DIRECTION » Print all of the entries exactly, minus the pictures.

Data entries
━━━━━━━━

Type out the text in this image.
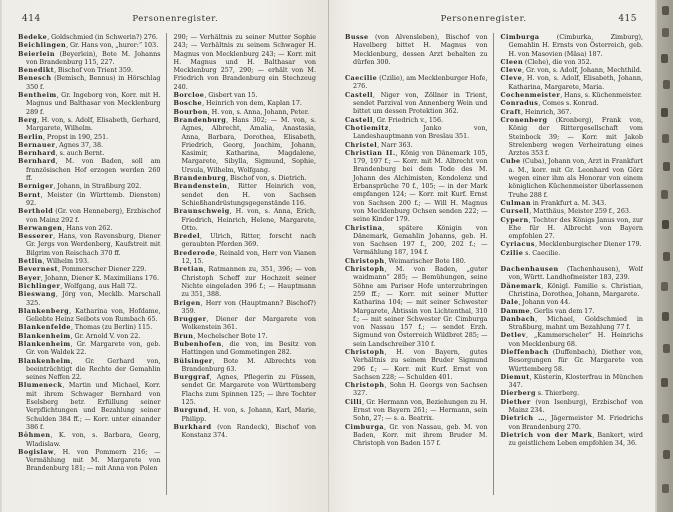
414	Personenregister.
Bedeke, Goldschmied (in Schwerin?) 276.
Beichlingen, Gr. Hans von, „hurer:“ 103.
Beierlein (Beyerlein), Bote M. Johanns von Brandenburg 115, 227.
Benedikt, Bischof von Trient 359.
Benesch (Bemisch, Bennus) in Hörschlag 350 f.
Bentheim, Gr. Ingeborg von, Korr. mit H. Magnus und Balthasar von Mecklenburg 289 f.
Berg, H. von, s. Adolf, Elisabeth, Gerhard, Margarete, Wilhelm.
Berlin, Propst in 190, 251.
Bernauer, Agnes 37, 38.
Bernhard, s. auch Bernt.
Bernhard, M. von Baden, soll am französischen Hof erzogen werden 260 ff.
Berniger, Johann, in Straßburg 202.
Bernt, Meister (in Württemb. Diensten) 92.
Berthold (Gr. von Henneberg), Erzbischof von Mainz 292 f.
Berwangen, Hans von 262.
Besserer, Hans, von Ravensburg, Diener Gr. Jergs von Werdenberg, Kaufstreit mit Bilgrim von Reischach 370 ff.
Betlin, Wilhelm 193.
Bevernest, Pommerscher Diener 229.
Beyer, Johann, Diener K. Maximilians 176.
Bichlinger, Wolfgang, aus Hall 72.
Bieswang, Jörg von, Mecklb. Marschall 325.
Blankenberg, Katharina von, Hofdame, Geliebte Heinz Seibots von Rumbach 65.
Blankenfelde, Thomas (zu Berlin) 115.
Blankenheim, Gr. Arnold V. von 22.
Blankenheim, Gr. Margarete von, geb. Gr. von Waldek 22.
Blankenheim, Gr. Gerhard von, beeinträchtigt die Rechte der Gemahlin seines Neffen 22.
Blumeneck, Martin und Michael, Korr. mit ihrem Schwager Bernhard von Eselsberg betr. Erfüllung seiner Verpflichtungen und Bezahlung seiner Schulden 384 ff.; — Korr. unter einander 386 f.
Böhmen, K. von, s. Barbara, Georg, Wladislaw.
Bogislaw, H. von Pommern 216; — Vermählung mit M. Margarete von Brandenburg 181; — mit Anna von Polen
290; — Verhältnis zu seiner Mutter Sophie 243; — Verhältnis zu seinem Schwager H. Magnus von Mecklenburg 243; — Korr. mit H. Magnus und H. Balthasar von Mecklenburg 257, 290; — erhält von M. Friedrich von Brandenburg ein Stechzeug 240.
Borcloe, Gisbert van 15.
Bosche, Heinrich von dem, Kaplan 17.
Bourbon, H. von, s. Anna, Johann, Peter.
Brandenburg, Hans 302; — M. von, s. Agnes, Albrecht, Amalia, Anastasia, Anna, Barbara, Dorothea, Elisabeth, Friedrich, Georg, Joachim, Johann, Kasimir, Katharina, Magdalene, Margarete, Sibylla, Sigmund, Sophie, Ursula, Wilhelm, Wolfgang.
Brandenburg, Bischof von, s. Dietrich.
Brandenstein, Ritter Heinrich von, sendet den H. von Sachsen Schießhandrüstungsgegenstände 116.
Braunschweig, H. von, s. Anna, Erich, Friedrich, Heinrich, Helene, Margarete, Otto.
Bredel, Ulrich, Ritter, forscht nach geraubten Pferden 369.
Brederode, Reinald von, Herr von Vianen 12, 15.
Bretian, Ratmannen zu, 351, 396; — von Christoph Scheff zur Hochzeit seiner Nichte eingeladen 396 f.; — Hauptmann zu 351, 388.
Brigen, Herr von (Hauptmann? Bischof?) 359.
Brugger, Diener der Margarete von Wolkenstein 361.
Brun, Mechelscher Bote 17.
Bubenhofen, die von, im Besitz von Hattingen und Gommetingen 282.
Bülsinger, Bote M. Albrechts von Brandenburg 63.
Burggraf, Agnes, Pflegerin zu Füssen, sendet Gr. Margarete von Württemberg Flachs zum Spinnen 125; — ihre Tochter 125.
Burgund, H. von, s. Johann, Karl, Marie, Philipp.
Burkhard (von Randeck), Bischof von Konstanz 374.
Personenregister.	415
Busse (von Alvensleben), Bischof von Havelberg bittet H. Magnus von Mecklenburg, dessen Arzt behalten zu dürfen 300.
Caecilie (Czilie), am Mecklenburger Hofe, 276.
Castell, Niger von, Zöllner in Trient, sendet Parzival von Annenberg Wein und bittet um dessen Protektion 362.
Castell, Gr. Friedrich v., 156.
Chotiemitz, Janko von, Landeshauptmann von Breslau 351.
Christel, Narr 363.
Christian II., König von Dänemark 105, 179, 197 f.; — Korr. mit M. Albrecht von Brandenburg bei dem Tode des M. Johann des Alchimisten, Kondolenz und Erbansprüche 70 f., 105; — in der Mark empfangen 124; — Korr. mit Kurf. Ernst von Sachsen 200 f.; — Will H. Magnus von Mecklenburg Ochsen senden 222; — seine Kinder 179.
Christina, spätere Königin von Dänemark, Gemahlin Johanns, geb. H. von Sachsen 197 f., 200, 202 f.; — Vermählung 187, 194 f.
Christoph, Weimarischer Bote 180.
Christoph, M. von Baden, „guter waidmann“ 285; — Bemühungen, seine Söhne am Pariser Hofe unterzubringen 259 ff.; — Korr. mit seiner Mutter Katharina 104; — mit seiner Schwester Margarete, Äbtissin von Lichtenthal, 310 f.; — mit seiner Schwester Gr. Cimburga von Nassau 157 f.; — sendet Erzh. Sigmund von Österreich Wildbret 285; — sein Landschreiber 310 f.
Christoph, H. von Bayern, gutes Verhältnis zu seinem Bruder Sigmund 296 f.; — Korr. mit Kurf. Ernst von Sachsen 228; — Schulden 401.
Christoph, Sohn H. Georgs von Sachsen 327.
Cilli, Gr. Hermann von, Beziehungen zu H. Ernst von Bayern 261; — Hermann, sein Sohn, 27; — s. a. Beatrix.
Cimburga, Gr. von Nassau, geb. M. von Baden, Korr. mit ihrem Bruder M. Christoph von Baden 157 f.
Cimburga (Cimburka, Zimburg), Gemahlin H. Ernsts von Österreich, geb. H. von Masovien (Mäsa) 187.
Cleen (Clehe), die von 352.
Cleve, Gr. von, s. Adolf, Johann, Mechthild.
Cleve, H. von, s. Adolf, Elisabeth, Johann, Katharina, Margarete, Maria.
Cochenmeister, Hans, s. Küchenmeister.
Conradus, Comes s. Konrad.
Craft, Heinrich, 367.
Cronenberg (Kronberg), Frank von, König der Rittergesellschaft vom Steinbock 39; — Korr. mit Jakob Strelenberg wegen Verheiratung eines Arztes 353 f.
Cube (Cuba), Johann von, Arzt in Frankfurt a. M., korr. mit Gr. Leonhard von Görz wegen einer ihm als Honorar von einem königlichen Küchenmeister überlassenen Truhe 288 f.
Culman in Frankfurt a. M. 343.
Cursell, Matthäus, Meister 259 f., 263.
Cypern, Tochter des Königs Janus von, zur Ehe für H. Albrecht von Bayern empfohlen 27.
Cyriacus, Mecklenburgischer Diener 179.
Czilie s. Caecilie.
Dachenhausen (Tachenhausen), Wolf von, Württ. Landhofmeister 183, 239.
Dänemark, Königl. Familie s. Christian, Christina, Dorothea, Johann, Margarete.
Dale, Johann von 44.
Damme, Gerlis van dem 17.
Danbach, Michael, Goldschmied in Straßburg, mahnt um Bezahlung 77 f.
Detlev, „Kammerscheler“ H. Heinrichs von Mecklenburg 68.
Dieffenbach (Duffenbach), Diether von, Besorgungen für Gr. Margarete von Württemberg 58.
Diemut, Küsterin, Klosterfrau in München 347.
Dierberg s. Thierberg.
Diether (von Isenburg), Erzbischof von Mainz 234.
Dietrich …, Jägermeister M. Friedrichs von Brandenburg 270.
Dietrich von der Mark, Bankert, wird zu geistlichem Leben empfohlen 34, 36.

━━━━━━━━

SOLUTION FOR THIS PROBLEM »
Type out the text in this image.
414	Personenregister.
Bedeke, Goldschmied (in Schwerin?) 276.
Beichlingen, Gr. Hans von, „hurer:“ 103.
Beierlein (Beyerlein), Bote M. Johanns von Brandenburg 115, 227.
Benedikt, Bischof von Trient 359.
Benesch (Bemisch, Bennus) in Hörschlag 350 f.
Bentheim, Gr. Ingeborg von, Korr. mit H. Magnus und Balthasar von Mecklenburg 289 f.
Berg, H. von, s. Adolf, Elisabeth, Gerhard, Margarete, Wilhelm.
Berlin, Propst in 190, 251.
Bernauer, Agnes 37, 38.
Bernhard, s. auch Bernt.
Bernhard, M. von Baden, soll am französischen Hof erzogen werden 260 ff.
Berniger, Johann, in Straßburg 202.
Bernt, Meister (in Württemb. Diensten) 92.
Berthold (Gr. von Henneberg), Erzbischof von Mainz 292 f.
Berwangen, Hans von 262.
Besserer, Hans, von Ravensburg, Diener Gr. Jergs von Werdenberg, Kaufstreit mit Bilgrim von Reischach 370 ff.
Betlin, Wilhelm 193.
Bevernest, Pommerscher Diener 229.
Beyer, Johann, Diener K. Maximilians 176.
Bichlinger, Wolfgang, aus Hall 72.
Bieswang, Jörg von, Mecklb. Marschall 325.
Blankenberg, Katharina von, Hofdame, Geliebte Heinz Seibots von Rumbach 65.
Blankenfelde, Thomas (zu Berlin) 115.
Blankenheim, Gr. Arnold V. von 22.
Blankenheim, Gr. Margarete von, geb. Gr. von Waldek 22.
Blankenheim, Gr. Gerhard von, beeinträchtigt die Rechte der Gemahlin seines Neffen 22.
Blumeneck, Martin und Michael, Korr. mit ihrem Schwager Bernhard von Eselsberg betr. Erfüllung seiner Verpflichtungen und Bezahlung seiner Schulden 384 ff.; — Korr. unter einander 386 f.
Böhmen, K. von, s. Barbara, Georg, Wladislaw.
Bogislaw, H. von Pommern 216; — Vermählung mit M. Margarete von Brandenburg 181; — mit Anna von Polen
290; — Verhältnis zu seiner Mutter Sophie 243; — Verhältnis zu seinem Schwager H. Magnus von Mecklenburg 243; — Korr. mit H. Magnus und H. Balthasar von Mecklenburg 257, 290; — erhält von M. Friedrich von Brandenburg ein Stechzeug 240.
Borcloe, Gisbert van 15.
Bosche, Heinrich von dem, Kaplan 17.
Bourbon, H. von, s. Anna, Johann, Peter.
Brandenburg, Hans 302; — M. von, s. Agnes, Albrecht, Amalia, Anastasia, Anna, Barbara, Dorothea, Elisabeth, Friedrich, Georg, Joachim, Johann, Kasimir, Katharina, Magdalene, Margarete, Sibylla, Sigmund, Sophie, Ursula, Wilhelm, Wolfgang.
Brandenburg, Bischof von, s. Dietrich.
Brandenstein, Ritter Heinrich von, sendet den H. von Sachsen Schießhandrüstungsgegenstände 116.
Braunschweig, H. von, s. Anna, Erich, Friedrich, Heinrich, Helene, Margarete, Otto.
Bredel, Ulrich, Ritter, forscht nach geraubten Pferden 369.
Brederode, Reinald von, Herr von Vianen 12, 15.
Bretian, Ratmannen zu, 351, 396; — von Christoph Scheff zur Hochzeit seiner Nichte eingeladen 396 f.; — Hauptmann zu 351, 388.
Brigen, Herr von (Hauptmann? Bischof?) 359.
Brugger, Diener der Margarete von Wolkenstein 361.
Brun, Mechelscher Bote 17.
Bubenhofen, die von, im Besitz von Hattingen und Gommetingen 282.
Bülsinger, Bote M. Albrechts von Brandenburg 63.
Burggraf, Agnes, Pflegerin zu Füssen, sendet Gr. Margarete von Württemberg Flachs zum Spinnen 125; — ihre Tochter 125.
Burgund, H. von, s. Johann, Karl, Marie, Philipp.
Burkhard (von Randeck), Bischof von Konstanz 374.
Personenregister.	415
Busse (von Alvensleben), Bischof von Havelberg bittet H. Magnus von Mecklenburg, dessen Arzt behalten zu dürfen 300.
Caecilie (Czilie), am Mecklenburger Hofe, 276.
Castell, Niger von, Zöllner in Trient, sendet Parzival von Annenberg Wein und bittet um dessen Protektion 362.
Castell, Gr. Friedrich v., 156.
Chotiemitz, Janko von, Landeshauptmann von Breslau 351.
Christel, Narr 363.
Christian II., König von Dänemark 105, 179, 197 f.; — Korr. mit M. Albrecht von Brandenburg bei dem Tode des M. Johann des Alchimisten, Kondolenz und Erbansprüche 70 f., 105; — in der Mark empfangen 124; — Korr. mit Kurf. Ernst von Sachsen 200 f.; — Will H. Magnus von Mecklenburg Ochsen senden 222; — seine Kinder 179.
Christina, spätere Königin von Dänemark, Gemahlin Johanns, geb. H. von Sachsen 197 f., 200, 202 f.; — Vermählung 187, 194 f.
Christoph, Weimarischer Bote 180.
Christoph, M. von Baden, „guter waidmann“ 285; — Bemühungen, seine Söhne am Pariser Hofe unterzubringen 259 ff.; — Korr. mit seiner Mutter Katharina 104; — mit seiner Schwester Margarete, Äbtissin von Lichtenthal, 310 f.; — mit seiner Schwester Gr. Cimburga von Nassau 157 f.; — sendet Erzh. Sigmund von Österreich Wildbret 285; — sein Landschreiber 310 f.
Christoph, H. von Bayern, gutes Verhältnis zu seinem Bruder Sigmund 296 f.; — Korr. mit Kurf. Ernst von Sachsen 228; — Schulden 401.
Christoph, Sohn H. Georgs von Sachsen 327.
Cilli, Gr. Hermann von, Beziehungen zu H. Ernst von Bayern 261; — Hermann, sein Sohn, 27; — s. a. Beatrix.
Cimburga, Gr. von Nassau, geb. M. von Baden, Korr. mit ihrem Bruder M. Christoph von Baden 157 f.
Cimburga (Cimburka, Zimburg), Gemahlin H. Ernsts von Österreich, geb. H. von Masovien (Mäsa) 187.
Cleen (Clehe), die von 352.
Cleve, Gr. von, s. Adolf, Johann, Mechthild.
Cleve, H. von, s. Adolf, Elisabeth, Johann, Katharina, Margarete, Maria.
Cochenmeister, Hans, s. Küchenmeister.
Conradus, Comes s. Konrad.
Craft, Heinrich, 367.
Cronenberg (Kronberg), Frank von, König der Rittergesellschaft vom Steinbock 39; — Korr. mit Jakob Strelenberg wegen Verheiratung eines Arztes 353 f.
Cube (Cuba), Johann von, Arzt in Frankfurt a. M., korr. mit Gr. Leonhard von Görz wegen einer ihm als Honorar von einem königlichen Küchenmeister überlassenen Truhe 288 f.
Culman in Frankfurt a. M. 343.
Cursell, Matthäus, Meister 259 f., 263.
Cypern, Tochter des Königs Janus von, zur Ehe für H. Albrecht von Bayern empfohlen 27.
Cyriacus, Mecklenburgischer Diener 179.
Czilie s. Caecilie.
Dachenhausen (Tachenhausen), Wolf von, Württ. Landhofmeister 183, 239.
Dänemark, Königl. Familie s. Christian, Christina, Dorothea, Johann, Margarete.
Dale, Johann von 44.
Damme, Gerlis van dem 17.
Danbach, Michael, Goldschmied in Straßburg, mahnt um Bezahlung 77 f.
Detlev, „Kammerscheler“ H. Heinrichs von Mecklenburg 68.
Dieffenbach (Duffenbach), Diether von, Besorgungen für Gr. Margarete von Württemberg 58.
Diemut, Küsterin, Klosterfrau in München 347.
Dierberg s. Thierberg.
Diether (von Isenburg), Erzbischof von Mainz 234.
Dietrich …, Jägermeister M. Friedrichs von Brandenburg 270.
Dietrich von der Mark, Bankert, wird zu geistlichem Leben empfohlen 34, 36.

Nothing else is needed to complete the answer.